__Exercise objective__
Retype the records that come next, word for word.
◆ ◆ ◆ ◆ ◆
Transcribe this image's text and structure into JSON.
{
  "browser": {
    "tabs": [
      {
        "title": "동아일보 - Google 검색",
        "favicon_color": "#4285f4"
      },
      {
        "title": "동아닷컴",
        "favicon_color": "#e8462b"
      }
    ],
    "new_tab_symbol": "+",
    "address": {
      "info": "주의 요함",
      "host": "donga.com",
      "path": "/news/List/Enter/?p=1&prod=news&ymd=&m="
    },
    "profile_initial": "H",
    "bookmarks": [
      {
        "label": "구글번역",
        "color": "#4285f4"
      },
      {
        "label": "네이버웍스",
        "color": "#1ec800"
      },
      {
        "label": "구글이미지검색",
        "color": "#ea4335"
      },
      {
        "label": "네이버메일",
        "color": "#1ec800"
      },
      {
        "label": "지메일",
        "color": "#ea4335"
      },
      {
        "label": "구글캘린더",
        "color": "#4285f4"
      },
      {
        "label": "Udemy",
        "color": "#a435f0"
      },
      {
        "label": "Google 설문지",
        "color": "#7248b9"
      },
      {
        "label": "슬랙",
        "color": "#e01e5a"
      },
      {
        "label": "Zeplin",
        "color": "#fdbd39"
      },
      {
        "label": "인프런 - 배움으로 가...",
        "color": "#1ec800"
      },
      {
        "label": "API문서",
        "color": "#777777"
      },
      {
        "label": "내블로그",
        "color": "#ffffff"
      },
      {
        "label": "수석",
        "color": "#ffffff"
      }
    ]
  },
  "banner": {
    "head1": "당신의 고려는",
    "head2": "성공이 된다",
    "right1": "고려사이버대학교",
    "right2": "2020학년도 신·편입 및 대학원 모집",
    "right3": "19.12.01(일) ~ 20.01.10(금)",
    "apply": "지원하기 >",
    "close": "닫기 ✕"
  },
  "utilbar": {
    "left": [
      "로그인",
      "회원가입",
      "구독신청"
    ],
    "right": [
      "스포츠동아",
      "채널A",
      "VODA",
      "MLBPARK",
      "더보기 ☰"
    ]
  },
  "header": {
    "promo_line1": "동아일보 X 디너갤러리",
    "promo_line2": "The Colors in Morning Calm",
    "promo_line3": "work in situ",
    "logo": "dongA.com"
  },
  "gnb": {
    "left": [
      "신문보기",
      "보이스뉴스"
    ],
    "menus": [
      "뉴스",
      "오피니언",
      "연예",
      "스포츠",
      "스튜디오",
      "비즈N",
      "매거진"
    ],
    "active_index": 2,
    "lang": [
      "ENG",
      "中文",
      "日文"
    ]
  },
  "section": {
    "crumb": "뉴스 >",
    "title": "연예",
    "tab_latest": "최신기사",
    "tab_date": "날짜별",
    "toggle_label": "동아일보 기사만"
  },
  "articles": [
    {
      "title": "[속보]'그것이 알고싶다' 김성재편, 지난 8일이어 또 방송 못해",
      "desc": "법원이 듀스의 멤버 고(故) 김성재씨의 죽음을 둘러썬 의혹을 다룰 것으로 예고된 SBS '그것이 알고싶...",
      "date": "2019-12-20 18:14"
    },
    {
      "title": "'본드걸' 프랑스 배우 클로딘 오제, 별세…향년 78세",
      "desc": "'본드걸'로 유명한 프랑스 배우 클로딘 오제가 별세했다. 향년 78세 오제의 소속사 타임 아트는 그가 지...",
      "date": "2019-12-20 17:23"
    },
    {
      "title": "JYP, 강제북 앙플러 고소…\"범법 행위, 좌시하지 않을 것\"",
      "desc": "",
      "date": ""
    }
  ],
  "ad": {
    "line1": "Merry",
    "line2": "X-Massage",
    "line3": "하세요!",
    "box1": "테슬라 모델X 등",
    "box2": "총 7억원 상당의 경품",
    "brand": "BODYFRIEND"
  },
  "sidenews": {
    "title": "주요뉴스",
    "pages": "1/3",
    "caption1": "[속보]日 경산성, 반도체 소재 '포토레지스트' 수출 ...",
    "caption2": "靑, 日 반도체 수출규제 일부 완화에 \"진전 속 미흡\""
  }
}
◆ ◆ ◆ ◆ ◆
__Expected answer__
Transcribe this image's text and structure into JSON.
{
  "browser": {
    "tabs": [
      {
        "title": "동아일보 - Google 검색",
        "favicon_color": "#4285f4"
      },
      {
        "title": "동아닷컴",
        "favicon_color": "#e8462b"
      }
    ],
    "new_tab_symbol": "+",
    "address": {
      "info": "주의 요함",
      "host": "donga.com",
      "path": "/news/List/Enter/?p=1&prod=news&ymd=&m="
    },
    "profile_initial": "H",
    "bookmarks": [
      {
        "label": "구글번역",
        "color": "#4285f4"
      },
      {
        "label": "네이버웍스",
        "color": "#1ec800"
      },
      {
        "label": "구글이미지검색",
        "color": "#ea4335"
      },
      {
        "label": "네이버메일",
        "color": "#1ec800"
      },
      {
        "label": "지메일",
        "color": "#ea4335"
      },
      {
        "label": "구글캘린더",
        "color": "#4285f4"
      },
      {
        "label": "Udemy",
        "color": "#a435f0"
      },
      {
        "label": "Google 설문지",
        "color": "#7248b9"
      },
      {
        "label": "슬랙",
        "color": "#e01e5a"
      },
      {
        "label": "Zeplin",
        "color": "#fdbd39"
      },
      {
        "label": "인프런 - 배움으로 가...",
        "color": "#1ec800"
      },
      {
        "label": "API문서",
        "color": "#777777"
      },
      {
        "label": "내블로그",
        "color": "#ffffff"
      },
      {
        "label": "수석",
        "color": "#ffffff"
      }
    ]
  },
  "banner": {
    "head1": "당신의 고려는",
    "head2": "성공이 된다",
    "right1": "고려사이버대학교",
    "right2": "2020학년도 신·편입 및 대학원 모집",
    "right3": "19.12.01(일) ~ 20.01.10(금)",
    "apply": "지원하기 >",
    "close": "닫기 ✕"
  },
  "utilbar": {
    "left": [
      "로그인",
      "회원가입",
      "구독신청"
    ],
    "right": [
      "스포츠동아",
      "채널A",
      "VODA",
      "MLBPARK",
      "더보기 ☰"
    ]
  },
  "header": {
    "promo_line1": "동아일보 X 디너갤러리",
    "promo_line2": "The Colors in Morning Calm",
    "promo_line3": "work in situ",
    "logo": "dongA.com"
  },
  "gnb": {
    "left": [
      "신문보기",
      "보이스뉴스"
    ],
    "menus": [
      "뉴스",
      "오피니언",
      "연예",
      "스포츠",
      "스튜디오",
      "비즈N",
      "매거진"
    ],
    "active_index": 2,
    "lang": [
      "ENG",
      "中文",
      "日文"
    ]
  },
  "section": {
    "crumb": "뉴스 >",
    "title": "연예",
    "tab_latest": "최신기사",
    "tab_date": "날짜별",
    "toggle_label": "동아일보 기사만"
  },
  "articles": [
    {
      "title": "[속보]'그것이 알고싶다' 김성재편, 지난 8일이어 또 방송 못해",
      "desc": "법원이 듀스의 멤버 고(故) 김성재씨의 죽음을 둘러썬 의혹을 다룰 것으로 예고된 SBS '그것이 알고싶...",
      "date": "2019-12-20 18:14"
    },
    {
      "title": "'본드걸' 프랑스 배우 클로딘 오제, 별세…향년 78세",
      "desc": "'본드걸'로 유명한 프랑스 배우 클로딘 오제가 별세했다. 향년 78세 오제의 소속사 타임 아트는 그가 지...",
      "date": "2019-12-20 17:23"
    },
    {
      "title": "JYP, 강제북 앙플러 고소…\"범법 행위, 좌시하지 않을 것\"",
      "desc": "",
      "date": ""
    }
  ],
  "ad": {
    "line1": "Merry",
    "line2": "X-Massage",
    "line3": "하세요!",
    "box1": "테슬라 모델X 등",
    "box2": "총 7억원 상당의 경품",
    "brand": "BODYFRIEND"
  },
  "sidenews": {
    "title": "주요뉴스",
    "pages": "1/3",
    "caption1": "[속보]日 경산성, 반도체 소재 '포토레지스트' 수출 ...",
    "caption2": "靑, 日 반도체 수출규제 일부 완화에 \"진전 속 미흡\""
  }
}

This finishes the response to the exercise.